** begin DATA IN THIS EXERCISE **

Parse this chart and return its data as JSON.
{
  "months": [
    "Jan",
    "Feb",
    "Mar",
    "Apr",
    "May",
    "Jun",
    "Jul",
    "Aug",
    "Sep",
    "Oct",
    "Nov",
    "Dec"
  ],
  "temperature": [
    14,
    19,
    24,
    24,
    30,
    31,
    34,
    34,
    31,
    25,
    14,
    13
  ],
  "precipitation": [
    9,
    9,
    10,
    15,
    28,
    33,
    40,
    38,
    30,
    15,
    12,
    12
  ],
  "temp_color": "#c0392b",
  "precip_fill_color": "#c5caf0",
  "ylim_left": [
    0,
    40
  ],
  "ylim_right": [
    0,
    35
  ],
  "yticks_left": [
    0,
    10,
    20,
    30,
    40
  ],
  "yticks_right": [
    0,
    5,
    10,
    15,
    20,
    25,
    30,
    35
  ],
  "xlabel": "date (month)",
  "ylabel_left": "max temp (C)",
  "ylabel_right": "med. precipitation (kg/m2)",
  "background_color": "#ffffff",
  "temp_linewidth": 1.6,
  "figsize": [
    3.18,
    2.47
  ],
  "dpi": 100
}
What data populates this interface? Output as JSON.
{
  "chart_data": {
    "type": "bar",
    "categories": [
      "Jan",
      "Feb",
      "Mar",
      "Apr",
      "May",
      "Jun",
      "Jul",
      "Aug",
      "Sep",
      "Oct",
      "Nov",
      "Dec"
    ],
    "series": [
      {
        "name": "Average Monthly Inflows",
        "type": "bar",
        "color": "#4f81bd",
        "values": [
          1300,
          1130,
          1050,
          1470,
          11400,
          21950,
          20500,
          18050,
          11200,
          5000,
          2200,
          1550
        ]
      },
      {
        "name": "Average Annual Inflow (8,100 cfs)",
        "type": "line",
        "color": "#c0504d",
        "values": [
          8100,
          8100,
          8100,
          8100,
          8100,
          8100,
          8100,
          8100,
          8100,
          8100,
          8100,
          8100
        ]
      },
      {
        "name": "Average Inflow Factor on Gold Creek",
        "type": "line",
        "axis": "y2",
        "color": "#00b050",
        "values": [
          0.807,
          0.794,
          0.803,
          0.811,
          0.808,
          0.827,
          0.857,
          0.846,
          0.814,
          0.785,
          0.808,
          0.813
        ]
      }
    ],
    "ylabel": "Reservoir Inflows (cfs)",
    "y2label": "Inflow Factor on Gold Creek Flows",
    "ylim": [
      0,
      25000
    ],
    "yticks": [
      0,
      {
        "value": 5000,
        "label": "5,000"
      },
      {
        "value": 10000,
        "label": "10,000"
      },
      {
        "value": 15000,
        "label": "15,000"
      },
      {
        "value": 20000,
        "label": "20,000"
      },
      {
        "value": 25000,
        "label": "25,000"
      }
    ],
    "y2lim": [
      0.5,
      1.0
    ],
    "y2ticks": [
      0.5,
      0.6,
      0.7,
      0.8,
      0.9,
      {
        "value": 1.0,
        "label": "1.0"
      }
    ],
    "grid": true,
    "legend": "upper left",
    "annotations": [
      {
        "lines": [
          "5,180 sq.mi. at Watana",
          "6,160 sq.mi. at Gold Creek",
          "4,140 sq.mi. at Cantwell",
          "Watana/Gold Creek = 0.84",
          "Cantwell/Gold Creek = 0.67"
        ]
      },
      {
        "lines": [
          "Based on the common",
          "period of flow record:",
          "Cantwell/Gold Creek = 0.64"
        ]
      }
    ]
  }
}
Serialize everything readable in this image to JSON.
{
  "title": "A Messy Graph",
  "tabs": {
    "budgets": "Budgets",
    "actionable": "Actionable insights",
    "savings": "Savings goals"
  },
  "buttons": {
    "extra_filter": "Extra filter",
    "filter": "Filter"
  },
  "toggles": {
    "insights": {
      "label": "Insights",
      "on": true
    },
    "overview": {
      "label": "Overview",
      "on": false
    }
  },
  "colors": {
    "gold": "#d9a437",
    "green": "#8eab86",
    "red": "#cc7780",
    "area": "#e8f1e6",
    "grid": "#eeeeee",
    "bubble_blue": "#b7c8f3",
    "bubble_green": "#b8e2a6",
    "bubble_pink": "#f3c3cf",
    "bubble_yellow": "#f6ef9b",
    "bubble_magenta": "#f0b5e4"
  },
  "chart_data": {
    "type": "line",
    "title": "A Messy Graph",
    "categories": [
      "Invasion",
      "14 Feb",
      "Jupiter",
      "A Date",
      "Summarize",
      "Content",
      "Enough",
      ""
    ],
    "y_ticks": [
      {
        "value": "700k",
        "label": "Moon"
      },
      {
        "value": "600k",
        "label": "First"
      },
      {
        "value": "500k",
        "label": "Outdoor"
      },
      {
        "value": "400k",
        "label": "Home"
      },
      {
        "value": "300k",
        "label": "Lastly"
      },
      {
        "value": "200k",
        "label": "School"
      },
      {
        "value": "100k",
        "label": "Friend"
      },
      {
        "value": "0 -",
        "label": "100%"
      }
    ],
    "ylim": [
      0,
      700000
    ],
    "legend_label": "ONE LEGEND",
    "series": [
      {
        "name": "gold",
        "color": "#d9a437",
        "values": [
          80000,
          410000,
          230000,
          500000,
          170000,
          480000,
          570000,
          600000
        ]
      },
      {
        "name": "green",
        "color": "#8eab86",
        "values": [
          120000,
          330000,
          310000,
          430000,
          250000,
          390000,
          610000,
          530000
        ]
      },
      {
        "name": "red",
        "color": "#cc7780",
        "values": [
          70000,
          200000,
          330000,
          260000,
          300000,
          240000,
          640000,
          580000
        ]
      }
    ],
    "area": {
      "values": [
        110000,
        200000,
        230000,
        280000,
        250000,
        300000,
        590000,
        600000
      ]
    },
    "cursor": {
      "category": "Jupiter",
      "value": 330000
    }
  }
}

** end DATA IN THIS EXERCISE **

[DO THIS]: Your task is to output all of the data above word for word.

[TASK RESULT]:
Parse this chart and return its data as JSON.
{
  "months": [
    "Jan",
    "Feb",
    "Mar",
    "Apr",
    "May",
    "Jun",
    "Jul",
    "Aug",
    "Sep",
    "Oct",
    "Nov",
    "Dec"
  ],
  "temperature": [
    14,
    19,
    24,
    24,
    30,
    31,
    34,
    34,
    31,
    25,
    14,
    13
  ],
  "precipitation": [
    9,
    9,
    10,
    15,
    28,
    33,
    40,
    38,
    30,
    15,
    12,
    12
  ],
  "temp_color": "#c0392b",
  "precip_fill_color": "#c5caf0",
  "ylim_left": [
    0,
    40
  ],
  "ylim_right": [
    0,
    35
  ],
  "yticks_left": [
    0,
    10,
    20,
    30,
    40
  ],
  "yticks_right": [
    0,
    5,
    10,
    15,
    20,
    25,
    30,
    35
  ],
  "xlabel": "date (month)",
  "ylabel_left": "max temp (C)",
  "ylabel_right": "med. precipitation (kg/m2)",
  "background_color": "#ffffff",
  "temp_linewidth": 1.6,
  "figsize": [
    3.18,
    2.47
  ],
  "dpi": 100
}
What data populates this interface? Output as JSON.
{
  "chart_data": {
    "type": "bar",
    "categories": [
      "Jan",
      "Feb",
      "Mar",
      "Apr",
      "May",
      "Jun",
      "Jul",
      "Aug",
      "Sep",
      "Oct",
      "Nov",
      "Dec"
    ],
    "series": [
      {
        "name": "Average Monthly Inflows",
        "type": "bar",
        "color": "#4f81bd",
        "values": [
          1300,
          1130,
          1050,
          1470,
          11400,
          21950,
          20500,
          18050,
          11200,
          5000,
          2200,
          1550
        ]
      },
      {
        "name": "Average Annual Inflow (8,100 cfs)",
        "type": "line",
        "color": "#c0504d",
        "values": [
          8100,
          8100,
          8100,
          8100,
          8100,
          8100,
          8100,
          8100,
          8100,
          8100,
          8100,
          8100
        ]
      },
      {
        "name": "Average Inflow Factor on Gold Creek",
        "type": "line",
        "axis": "y2",
        "color": "#00b050",
        "values": [
          0.807,
          0.794,
          0.803,
          0.811,
          0.808,
          0.827,
          0.857,
          0.846,
          0.814,
          0.785,
          0.808,
          0.813
        ]
      }
    ],
    "ylabel": "Reservoir Inflows (cfs)",
    "y2label": "Inflow Factor on Gold Creek Flows",
    "ylim": [
      0,
      25000
    ],
    "yticks": [
      0,
      {
        "value": 5000,
        "label": "5,000"
      },
      {
        "value": 10000,
        "label": "10,000"
      },
      {
        "value": 15000,
        "label": "15,000"
      },
      {
        "value": 20000,
        "label": "20,000"
      },
      {
        "value": 25000,
        "label": "25,000"
      }
    ],
    "y2lim": [
      0.5,
      1.0
    ],
    "y2ticks": [
      0.5,
      0.6,
      0.7,
      0.8,
      0.9,
      {
        "value": 1.0,
        "label": "1.0"
      }
    ],
    "grid": true,
    "legend": "upper left",
    "annotations": [
      {
        "lines": [
          "5,180 sq.mi. at Watana",
          "6,160 sq.mi. at Gold Creek",
          "4,140 sq.mi. at Cantwell",
          "Watana/Gold Creek = 0.84",
          "Cantwell/Gold Creek = 0.67"
        ]
      },
      {
        "lines": [
          "Based on the common",
          "period of flow record:",
          "Cantwell/Gold Creek = 0.64"
        ]
      }
    ]
  }
}
Serialize everything readable in this image to JSON.
{
  "title": "A Messy Graph",
  "tabs": {
    "budgets": "Budgets",
    "actionable": "Actionable insights",
    "savings": "Savings goals"
  },
  "buttons": {
    "extra_filter": "Extra filter",
    "filter": "Filter"
  },
  "toggles": {
    "insights": {
      "label": "Insights",
      "on": true
    },
    "overview": {
      "label": "Overview",
      "on": false
    }
  },
  "colors": {
    "gold": "#d9a437",
    "green": "#8eab86",
    "red": "#cc7780",
    "area": "#e8f1e6",
    "grid": "#eeeeee",
    "bubble_blue": "#b7c8f3",
    "bubble_green": "#b8e2a6",
    "bubble_pink": "#f3c3cf",
    "bubble_yellow": "#f6ef9b",
    "bubble_magenta": "#f0b5e4"
  },
  "chart_data": {
    "type": "line",
    "title": "A Messy Graph",
    "categories": [
      "Invasion",
      "14 Feb",
      "Jupiter",
      "A Date",
      "Summarize",
      "Content",
      "Enough",
      ""
    ],
    "y_ticks": [
      {
        "value": "700k",
        "label": "Moon"
      },
      {
        "value": "600k",
        "label": "First"
      },
      {
        "value": "500k",
        "label": "Outdoor"
      },
      {
        "value": "400k",
        "label": "Home"
      },
      {
        "value": "300k",
        "label": "Lastly"
      },
      {
        "value": "200k",
        "label": "School"
      },
      {
        "value": "100k",
        "label": "Friend"
      },
      {
        "value": "0 -",
        "label": "100%"
      }
    ],
    "ylim": [
      0,
      700000
    ],
    "legend_label": "ONE LEGEND",
    "series": [
      {
        "name": "gold",
        "color": "#d9a437",
        "values": [
          80000,
          410000,
          230000,
          500000,
          170000,
          480000,
          570000,
          600000
        ]
      },
      {
        "name": "green",
        "color": "#8eab86",
        "values": [
          120000,
          330000,
          310000,
          430000,
          250000,
          390000,
          610000,
          530000
        ]
      },
      {
        "name": "red",
        "color": "#cc7780",
        "values": [
          70000,
          200000,
          330000,
          260000,
          300000,
          240000,
          640000,
          580000
        ]
      }
    ],
    "area": {
      "values": [
        110000,
        200000,
        230000,
        280000,
        250000,
        300000,
        590000,
        600000
      ]
    },
    "cursor": {
      "category": "Jupiter",
      "value": 330000
    }
  }
}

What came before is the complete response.